Record excerpts:
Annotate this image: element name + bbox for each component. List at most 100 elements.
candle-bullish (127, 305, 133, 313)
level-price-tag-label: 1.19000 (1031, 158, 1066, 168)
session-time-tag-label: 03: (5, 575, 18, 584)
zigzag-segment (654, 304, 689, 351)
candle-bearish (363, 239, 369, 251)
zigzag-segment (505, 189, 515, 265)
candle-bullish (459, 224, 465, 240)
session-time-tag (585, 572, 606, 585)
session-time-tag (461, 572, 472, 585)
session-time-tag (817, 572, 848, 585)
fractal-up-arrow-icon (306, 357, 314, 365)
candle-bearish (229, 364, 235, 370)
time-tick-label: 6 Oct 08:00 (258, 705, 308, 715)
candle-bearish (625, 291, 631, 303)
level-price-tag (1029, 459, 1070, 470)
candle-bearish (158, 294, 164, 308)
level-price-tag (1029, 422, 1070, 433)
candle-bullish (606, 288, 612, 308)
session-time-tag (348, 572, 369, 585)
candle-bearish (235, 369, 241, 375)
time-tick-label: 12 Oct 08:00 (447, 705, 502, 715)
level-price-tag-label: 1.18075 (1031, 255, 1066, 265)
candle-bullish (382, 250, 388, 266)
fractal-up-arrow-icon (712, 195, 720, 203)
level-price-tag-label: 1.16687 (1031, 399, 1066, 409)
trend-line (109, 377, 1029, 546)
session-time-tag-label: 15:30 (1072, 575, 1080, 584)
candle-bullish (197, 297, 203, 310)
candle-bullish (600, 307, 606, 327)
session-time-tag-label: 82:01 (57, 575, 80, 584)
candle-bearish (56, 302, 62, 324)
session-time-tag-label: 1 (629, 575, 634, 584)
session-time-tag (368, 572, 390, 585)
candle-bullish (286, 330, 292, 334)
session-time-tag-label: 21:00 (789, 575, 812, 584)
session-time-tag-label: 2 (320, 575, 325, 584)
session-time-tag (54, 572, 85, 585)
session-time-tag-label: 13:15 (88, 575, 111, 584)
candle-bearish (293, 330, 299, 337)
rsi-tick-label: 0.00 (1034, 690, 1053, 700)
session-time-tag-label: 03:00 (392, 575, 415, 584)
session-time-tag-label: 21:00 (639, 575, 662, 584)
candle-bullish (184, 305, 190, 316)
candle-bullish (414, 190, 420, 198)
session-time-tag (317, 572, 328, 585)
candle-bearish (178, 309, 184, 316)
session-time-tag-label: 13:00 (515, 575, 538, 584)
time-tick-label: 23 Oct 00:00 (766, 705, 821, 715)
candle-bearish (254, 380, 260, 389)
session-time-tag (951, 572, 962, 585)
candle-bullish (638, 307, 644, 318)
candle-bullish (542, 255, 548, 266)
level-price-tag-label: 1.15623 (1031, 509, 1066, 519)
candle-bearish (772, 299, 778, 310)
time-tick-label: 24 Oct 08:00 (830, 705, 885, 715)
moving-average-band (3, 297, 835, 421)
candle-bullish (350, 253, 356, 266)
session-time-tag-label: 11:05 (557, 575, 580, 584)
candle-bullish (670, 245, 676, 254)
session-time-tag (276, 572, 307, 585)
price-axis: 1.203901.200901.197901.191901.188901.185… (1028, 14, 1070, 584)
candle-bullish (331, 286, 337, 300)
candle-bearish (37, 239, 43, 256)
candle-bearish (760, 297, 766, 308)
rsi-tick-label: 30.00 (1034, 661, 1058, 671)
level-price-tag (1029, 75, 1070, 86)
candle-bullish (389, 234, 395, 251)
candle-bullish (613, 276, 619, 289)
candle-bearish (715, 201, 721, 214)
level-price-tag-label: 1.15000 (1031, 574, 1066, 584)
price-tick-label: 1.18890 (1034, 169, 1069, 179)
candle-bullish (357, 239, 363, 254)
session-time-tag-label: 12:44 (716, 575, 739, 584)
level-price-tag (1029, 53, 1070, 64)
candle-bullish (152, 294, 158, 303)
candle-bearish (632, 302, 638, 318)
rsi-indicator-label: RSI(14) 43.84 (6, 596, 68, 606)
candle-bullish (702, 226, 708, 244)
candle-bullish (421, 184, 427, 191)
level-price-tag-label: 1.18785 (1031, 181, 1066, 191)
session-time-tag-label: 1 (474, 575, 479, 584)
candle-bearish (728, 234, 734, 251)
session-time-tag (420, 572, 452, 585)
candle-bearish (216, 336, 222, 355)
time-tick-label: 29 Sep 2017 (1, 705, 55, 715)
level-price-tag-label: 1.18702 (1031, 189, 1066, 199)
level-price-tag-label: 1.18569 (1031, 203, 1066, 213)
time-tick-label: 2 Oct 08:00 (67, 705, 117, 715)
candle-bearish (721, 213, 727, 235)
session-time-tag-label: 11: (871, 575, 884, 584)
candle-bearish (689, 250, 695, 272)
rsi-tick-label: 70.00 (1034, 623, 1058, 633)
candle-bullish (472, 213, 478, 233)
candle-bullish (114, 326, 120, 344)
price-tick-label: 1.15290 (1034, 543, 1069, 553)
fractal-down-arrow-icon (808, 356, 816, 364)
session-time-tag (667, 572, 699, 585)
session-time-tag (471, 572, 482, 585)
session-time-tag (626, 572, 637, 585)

Task to carry out: Reproduce the lines of the records verbatim, starting at the beginning of the records and ending at the line containing "candle-bearish (293, 330, 299, 337)", including both ends.

Right answer:
Annotate this image: element name + bbox for each component. List at most 100 elements.
candle-bullish (127, 305, 133, 313)
level-price-tag-label: 1.19000 (1031, 158, 1066, 168)
session-time-tag-label: 03: (5, 575, 18, 584)
zigzag-segment (654, 304, 689, 351)
candle-bearish (363, 239, 369, 251)
zigzag-segment (505, 189, 515, 265)
candle-bullish (459, 224, 465, 240)
session-time-tag (585, 572, 606, 585)
session-time-tag (461, 572, 472, 585)
session-time-tag (817, 572, 848, 585)
fractal-up-arrow-icon (306, 357, 314, 365)
candle-bearish (229, 364, 235, 370)
time-tick-label: 6 Oct 08:00 (258, 705, 308, 715)
candle-bearish (625, 291, 631, 303)
level-price-tag (1029, 459, 1070, 470)
candle-bearish (158, 294, 164, 308)
level-price-tag (1029, 422, 1070, 433)
candle-bullish (606, 288, 612, 308)
session-time-tag (348, 572, 369, 585)
candle-bearish (235, 369, 241, 375)
time-tick-label: 12 Oct 08:00 (447, 705, 502, 715)
level-price-tag-label: 1.18075 (1031, 255, 1066, 265)
candle-bullish (382, 250, 388, 266)
fractal-up-arrow-icon (712, 195, 720, 203)
level-price-tag-label: 1.16687 (1031, 399, 1066, 409)
trend-line (109, 377, 1029, 546)
session-time-tag-label: 15:30 (1072, 575, 1080, 584)
candle-bullish (197, 297, 203, 310)
candle-bullish (600, 307, 606, 327)
session-time-tag-label: 82:01 (57, 575, 80, 584)
candle-bearish (56, 302, 62, 324)
session-time-tag-label: 1 (629, 575, 634, 584)
session-time-tag (368, 572, 390, 585)
candle-bullish (286, 330, 292, 334)
session-time-tag-label: 21:00 (789, 575, 812, 584)
session-time-tag-label: 2 (320, 575, 325, 584)
session-time-tag (54, 572, 85, 585)
session-time-tag-label: 13:15 (88, 575, 111, 584)
candle-bearish (293, 330, 299, 337)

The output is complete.